* _Material for this task_
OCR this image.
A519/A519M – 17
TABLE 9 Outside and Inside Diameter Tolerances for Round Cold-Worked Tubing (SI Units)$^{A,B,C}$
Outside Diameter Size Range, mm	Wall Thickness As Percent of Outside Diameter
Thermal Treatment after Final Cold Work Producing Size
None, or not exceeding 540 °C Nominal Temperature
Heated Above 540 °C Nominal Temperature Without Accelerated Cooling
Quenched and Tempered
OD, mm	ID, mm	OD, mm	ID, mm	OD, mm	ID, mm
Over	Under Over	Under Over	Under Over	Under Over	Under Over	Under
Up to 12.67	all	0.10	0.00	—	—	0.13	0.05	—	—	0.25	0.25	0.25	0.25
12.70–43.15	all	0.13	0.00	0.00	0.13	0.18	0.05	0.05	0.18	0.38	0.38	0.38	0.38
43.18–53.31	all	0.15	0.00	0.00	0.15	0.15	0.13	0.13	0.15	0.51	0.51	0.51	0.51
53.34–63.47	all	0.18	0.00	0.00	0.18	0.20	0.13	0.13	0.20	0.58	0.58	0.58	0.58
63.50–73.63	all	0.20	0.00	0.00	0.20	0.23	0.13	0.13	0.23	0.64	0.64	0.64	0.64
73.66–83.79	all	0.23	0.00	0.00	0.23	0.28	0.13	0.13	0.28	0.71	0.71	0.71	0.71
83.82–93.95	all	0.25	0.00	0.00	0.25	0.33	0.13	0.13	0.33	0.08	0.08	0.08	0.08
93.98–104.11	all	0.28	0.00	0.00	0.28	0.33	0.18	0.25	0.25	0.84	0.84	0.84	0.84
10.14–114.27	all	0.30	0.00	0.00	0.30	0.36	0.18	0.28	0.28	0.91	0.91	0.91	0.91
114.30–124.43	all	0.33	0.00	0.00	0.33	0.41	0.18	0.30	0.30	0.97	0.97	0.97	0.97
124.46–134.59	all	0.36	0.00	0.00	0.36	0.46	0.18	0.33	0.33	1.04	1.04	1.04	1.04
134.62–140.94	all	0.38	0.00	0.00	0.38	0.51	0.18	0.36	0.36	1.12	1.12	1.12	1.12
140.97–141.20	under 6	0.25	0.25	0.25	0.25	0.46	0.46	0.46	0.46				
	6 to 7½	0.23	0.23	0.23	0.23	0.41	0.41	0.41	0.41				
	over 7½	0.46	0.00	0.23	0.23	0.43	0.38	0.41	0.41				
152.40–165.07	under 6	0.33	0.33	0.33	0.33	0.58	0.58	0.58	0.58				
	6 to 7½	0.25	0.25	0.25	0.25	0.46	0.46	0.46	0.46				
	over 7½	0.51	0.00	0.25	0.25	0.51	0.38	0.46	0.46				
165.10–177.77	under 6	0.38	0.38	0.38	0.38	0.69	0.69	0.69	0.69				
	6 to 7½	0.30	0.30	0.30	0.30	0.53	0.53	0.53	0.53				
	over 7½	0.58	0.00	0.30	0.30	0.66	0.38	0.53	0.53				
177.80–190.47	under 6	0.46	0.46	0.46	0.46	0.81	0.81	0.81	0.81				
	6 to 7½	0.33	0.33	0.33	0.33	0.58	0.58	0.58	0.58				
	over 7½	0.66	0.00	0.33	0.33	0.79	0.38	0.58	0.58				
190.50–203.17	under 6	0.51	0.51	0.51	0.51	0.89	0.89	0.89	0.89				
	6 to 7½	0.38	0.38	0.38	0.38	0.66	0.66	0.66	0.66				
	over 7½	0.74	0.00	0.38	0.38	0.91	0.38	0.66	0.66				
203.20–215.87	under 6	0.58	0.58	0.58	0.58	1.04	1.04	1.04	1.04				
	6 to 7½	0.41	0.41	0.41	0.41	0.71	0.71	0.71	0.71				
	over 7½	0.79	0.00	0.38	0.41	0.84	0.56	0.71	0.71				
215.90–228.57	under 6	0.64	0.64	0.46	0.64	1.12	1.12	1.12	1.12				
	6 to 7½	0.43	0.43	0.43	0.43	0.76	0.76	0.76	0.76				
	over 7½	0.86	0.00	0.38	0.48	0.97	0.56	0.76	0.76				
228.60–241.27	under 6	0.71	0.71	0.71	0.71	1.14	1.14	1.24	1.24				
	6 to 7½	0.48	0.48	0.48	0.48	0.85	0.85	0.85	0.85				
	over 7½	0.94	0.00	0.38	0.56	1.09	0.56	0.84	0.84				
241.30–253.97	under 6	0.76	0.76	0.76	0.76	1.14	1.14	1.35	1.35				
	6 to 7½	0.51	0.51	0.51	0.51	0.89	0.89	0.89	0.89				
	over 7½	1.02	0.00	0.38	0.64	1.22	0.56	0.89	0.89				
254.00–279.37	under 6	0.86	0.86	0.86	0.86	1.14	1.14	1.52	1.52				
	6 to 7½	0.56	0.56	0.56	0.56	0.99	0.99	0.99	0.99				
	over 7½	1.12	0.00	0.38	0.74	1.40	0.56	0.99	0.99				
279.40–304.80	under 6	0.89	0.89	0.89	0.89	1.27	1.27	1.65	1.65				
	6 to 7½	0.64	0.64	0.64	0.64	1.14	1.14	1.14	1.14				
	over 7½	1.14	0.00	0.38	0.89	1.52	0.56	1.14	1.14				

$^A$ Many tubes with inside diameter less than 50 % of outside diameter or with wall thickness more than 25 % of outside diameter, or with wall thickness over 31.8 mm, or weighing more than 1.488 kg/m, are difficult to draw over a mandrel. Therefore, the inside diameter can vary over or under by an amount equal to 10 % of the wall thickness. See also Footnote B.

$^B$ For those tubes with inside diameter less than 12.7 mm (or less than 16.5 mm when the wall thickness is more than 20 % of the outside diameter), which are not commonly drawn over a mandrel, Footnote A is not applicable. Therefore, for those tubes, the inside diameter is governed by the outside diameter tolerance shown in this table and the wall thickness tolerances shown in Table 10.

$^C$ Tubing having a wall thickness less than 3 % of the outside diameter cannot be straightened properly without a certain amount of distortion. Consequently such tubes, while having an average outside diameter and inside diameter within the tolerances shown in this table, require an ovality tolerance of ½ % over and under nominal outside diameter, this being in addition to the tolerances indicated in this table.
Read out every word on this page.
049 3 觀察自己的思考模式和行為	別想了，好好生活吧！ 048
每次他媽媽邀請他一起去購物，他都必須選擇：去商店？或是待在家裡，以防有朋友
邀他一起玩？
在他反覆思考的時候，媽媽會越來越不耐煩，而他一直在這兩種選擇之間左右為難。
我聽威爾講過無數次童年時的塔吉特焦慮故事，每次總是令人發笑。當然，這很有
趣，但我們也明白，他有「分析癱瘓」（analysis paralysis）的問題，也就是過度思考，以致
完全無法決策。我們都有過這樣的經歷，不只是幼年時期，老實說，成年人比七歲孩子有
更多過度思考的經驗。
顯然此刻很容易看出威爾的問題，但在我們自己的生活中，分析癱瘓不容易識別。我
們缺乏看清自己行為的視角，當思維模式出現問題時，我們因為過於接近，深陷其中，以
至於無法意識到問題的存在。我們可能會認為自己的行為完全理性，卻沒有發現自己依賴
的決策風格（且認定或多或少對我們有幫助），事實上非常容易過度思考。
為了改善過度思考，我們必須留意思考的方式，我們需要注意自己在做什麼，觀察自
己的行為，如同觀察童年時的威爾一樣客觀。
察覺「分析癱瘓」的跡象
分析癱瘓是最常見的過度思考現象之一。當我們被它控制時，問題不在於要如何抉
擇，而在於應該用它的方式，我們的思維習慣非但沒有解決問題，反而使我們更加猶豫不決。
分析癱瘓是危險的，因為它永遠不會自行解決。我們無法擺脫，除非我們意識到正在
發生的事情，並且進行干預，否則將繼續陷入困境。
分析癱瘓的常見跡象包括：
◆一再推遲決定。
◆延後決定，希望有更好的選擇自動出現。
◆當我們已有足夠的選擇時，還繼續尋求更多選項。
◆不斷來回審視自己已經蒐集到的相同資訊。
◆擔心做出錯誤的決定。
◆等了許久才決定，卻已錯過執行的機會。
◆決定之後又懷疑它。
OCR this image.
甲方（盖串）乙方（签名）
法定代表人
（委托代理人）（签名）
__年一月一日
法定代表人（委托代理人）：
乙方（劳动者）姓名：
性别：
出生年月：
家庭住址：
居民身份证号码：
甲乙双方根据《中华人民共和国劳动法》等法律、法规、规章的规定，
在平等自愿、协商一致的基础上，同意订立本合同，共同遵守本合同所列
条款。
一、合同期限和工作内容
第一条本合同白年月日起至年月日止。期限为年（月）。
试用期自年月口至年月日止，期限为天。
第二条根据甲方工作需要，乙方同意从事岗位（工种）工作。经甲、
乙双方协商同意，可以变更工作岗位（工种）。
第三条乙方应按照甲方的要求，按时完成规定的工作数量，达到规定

* _What to do_
Your task is to gather every line with the word "Temperature" and copy it.

* _Task output_
None, or not exceeding 540 °C Nominal Temperature
Heated Above 540 °C Nominal Temperature Without Accelerated Cooling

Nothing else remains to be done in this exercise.